__Task description__
Return the following data exactly, with all pictures left out.

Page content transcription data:
******
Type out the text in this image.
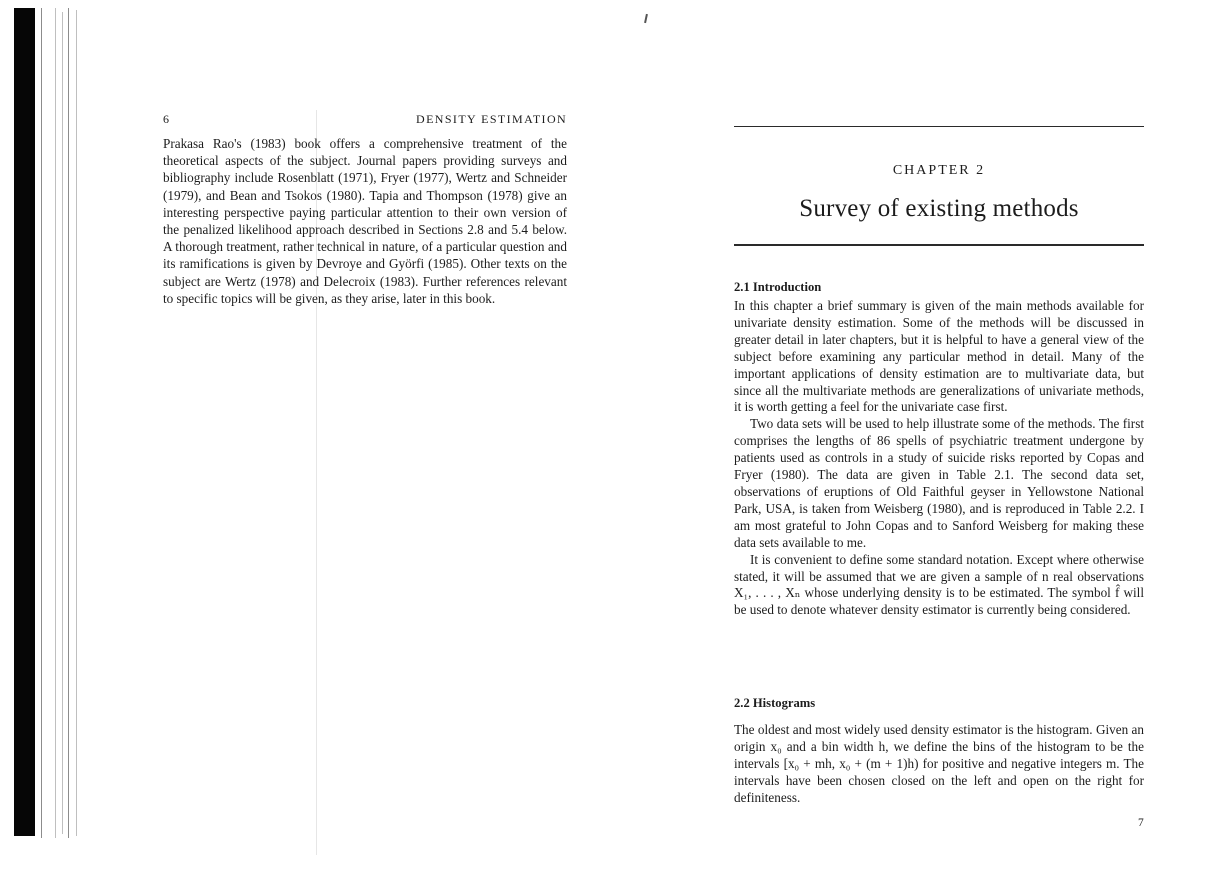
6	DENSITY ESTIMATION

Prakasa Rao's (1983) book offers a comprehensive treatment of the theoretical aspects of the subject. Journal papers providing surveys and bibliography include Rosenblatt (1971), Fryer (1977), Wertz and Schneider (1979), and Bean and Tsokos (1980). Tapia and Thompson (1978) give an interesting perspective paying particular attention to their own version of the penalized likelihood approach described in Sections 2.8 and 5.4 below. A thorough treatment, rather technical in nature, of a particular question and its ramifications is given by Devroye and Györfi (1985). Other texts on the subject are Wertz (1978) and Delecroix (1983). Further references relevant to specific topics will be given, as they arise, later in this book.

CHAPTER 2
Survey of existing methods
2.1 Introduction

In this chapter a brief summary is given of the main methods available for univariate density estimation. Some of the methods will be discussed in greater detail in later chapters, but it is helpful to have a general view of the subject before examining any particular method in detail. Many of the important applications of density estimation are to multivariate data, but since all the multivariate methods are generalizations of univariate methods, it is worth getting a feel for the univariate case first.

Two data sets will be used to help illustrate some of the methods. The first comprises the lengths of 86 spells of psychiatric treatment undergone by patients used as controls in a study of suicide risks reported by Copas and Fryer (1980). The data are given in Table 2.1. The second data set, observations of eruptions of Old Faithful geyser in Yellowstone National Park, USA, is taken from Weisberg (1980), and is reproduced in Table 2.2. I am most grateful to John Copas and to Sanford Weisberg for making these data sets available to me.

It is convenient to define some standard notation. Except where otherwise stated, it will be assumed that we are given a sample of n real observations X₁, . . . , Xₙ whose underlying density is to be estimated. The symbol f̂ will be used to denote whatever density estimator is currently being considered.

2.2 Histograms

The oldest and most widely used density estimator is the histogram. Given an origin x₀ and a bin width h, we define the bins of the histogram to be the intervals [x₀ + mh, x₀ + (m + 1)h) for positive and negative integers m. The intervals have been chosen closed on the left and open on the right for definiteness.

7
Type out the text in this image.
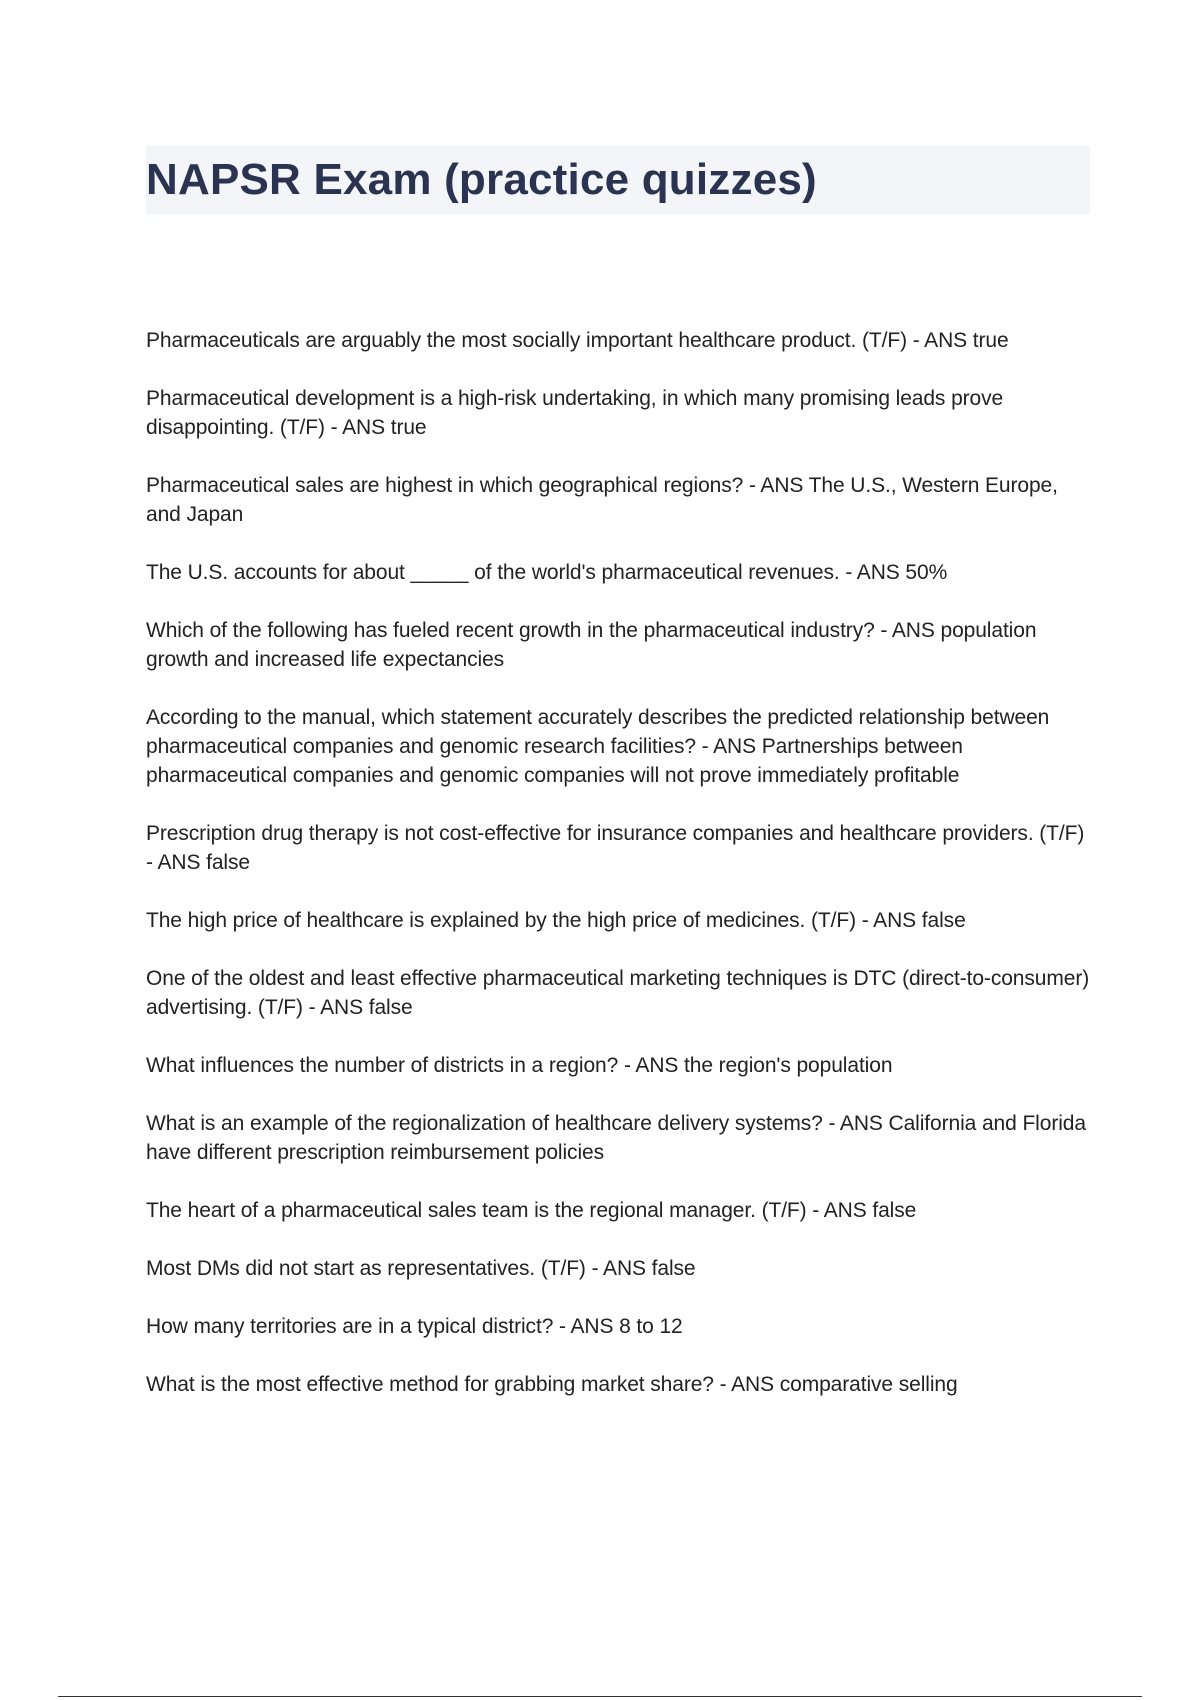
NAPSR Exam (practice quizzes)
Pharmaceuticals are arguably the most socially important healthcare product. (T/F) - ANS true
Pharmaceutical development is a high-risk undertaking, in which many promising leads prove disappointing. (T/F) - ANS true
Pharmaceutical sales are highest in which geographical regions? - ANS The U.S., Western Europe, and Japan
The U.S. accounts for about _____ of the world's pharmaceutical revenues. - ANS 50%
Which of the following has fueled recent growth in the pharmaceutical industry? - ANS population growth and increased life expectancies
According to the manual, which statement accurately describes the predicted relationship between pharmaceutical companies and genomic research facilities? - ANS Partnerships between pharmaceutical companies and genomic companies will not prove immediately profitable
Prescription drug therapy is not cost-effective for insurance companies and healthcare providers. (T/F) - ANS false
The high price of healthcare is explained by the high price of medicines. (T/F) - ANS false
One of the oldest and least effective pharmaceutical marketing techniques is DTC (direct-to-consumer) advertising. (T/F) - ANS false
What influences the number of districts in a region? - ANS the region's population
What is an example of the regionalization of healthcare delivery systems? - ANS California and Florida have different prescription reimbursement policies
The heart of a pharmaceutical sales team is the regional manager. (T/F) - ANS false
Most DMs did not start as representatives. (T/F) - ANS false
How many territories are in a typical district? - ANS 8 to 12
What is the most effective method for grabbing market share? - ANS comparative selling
******
__Your solution__
Type out the text in this image.
6	DENSITY ESTIMATION

Prakasa Rao's (1983) book offers a comprehensive treatment of the theoretical aspects of the subject. Journal papers providing surveys and bibliography include Rosenblatt (1971), Fryer (1977), Wertz and Schneider (1979), and Bean and Tsokos (1980). Tapia and Thompson (1978) give an interesting perspective paying particular attention to their own version of the penalized likelihood approach described in Sections 2.8 and 5.4 below. A thorough treatment, rather technical in nature, of a particular question and its ramifications is given by Devroye and Györfi (1985). Other texts on the subject are Wertz (1978) and Delecroix (1983). Further references relevant to specific topics will be given, as they arise, later in this book.

CHAPTER 2
Survey of existing methods
2.1 Introduction

In this chapter a brief summary is given of the main methods available for univariate density estimation. Some of the methods will be discussed in greater detail in later chapters, but it is helpful to have a general view of the subject before examining any particular method in detail. Many of the important applications of density estimation are to multivariate data, but since all the multivariate methods are generalizations of univariate methods, it is worth getting a feel for the univariate case first.

Two data sets will be used to help illustrate some of the methods. The first comprises the lengths of 86 spells of psychiatric treatment undergone by patients used as controls in a study of suicide risks reported by Copas and Fryer (1980). The data are given in Table 2.1. The second data set, observations of eruptions of Old Faithful geyser in Yellowstone National Park, USA, is taken from Weisberg (1980), and is reproduced in Table 2.2. I am most grateful to John Copas and to Sanford Weisberg for making these data sets available to me.

It is convenient to define some standard notation. Except where otherwise stated, it will be assumed that we are given a sample of n real observations X₁, . . . , Xₙ whose underlying density is to be estimated. The symbol f̂ will be used to denote whatever density estimator is currently being considered.

2.2 Histograms

The oldest and most widely used density estimator is the histogram. Given an origin x₀ and a bin width h, we define the bins of the histogram to be the intervals [x₀ + mh, x₀ + (m + 1)h) for positive and negative integers m. The intervals have been chosen closed on the left and open on the right for definiteness.

7
Type out the text in this image.
NAPSR Exam (practice quizzes)
Pharmaceuticals are arguably the most socially important healthcare product. (T/F) - ANS true
Pharmaceutical development is a high-risk undertaking, in which many promising leads prove disappointing. (T/F) - ANS true
Pharmaceutical sales are highest in which geographical regions? - ANS The U.S., Western Europe, and Japan
The U.S. accounts for about _____ of the world's pharmaceutical revenues. - ANS 50%
Which of the following has fueled recent growth in the pharmaceutical industry? - ANS population growth and increased life expectancies
According to the manual, which statement accurately describes the predicted relationship between pharmaceutical companies and genomic research facilities? - ANS Partnerships between pharmaceutical companies and genomic companies will not prove immediately profitable
Prescription drug therapy is not cost-effective for insurance companies and healthcare providers. (T/F) - ANS false
The high price of healthcare is explained by the high price of medicines. (T/F) - ANS false
One of the oldest and least effective pharmaceutical marketing techniques is DTC (direct-to-consumer) advertising. (T/F) - ANS false
What influences the number of districts in a region? - ANS the region's population
What is an example of the regionalization of healthcare delivery systems? - ANS California and Florida have different prescription reimbursement policies
The heart of a pharmaceutical sales team is the regional manager. (T/F) - ANS false
Most DMs did not start as representatives. (T/F) - ANS false
How many territories are in a typical district? - ANS 8 to 12
What is the most effective method for grabbing market share? - ANS comparative selling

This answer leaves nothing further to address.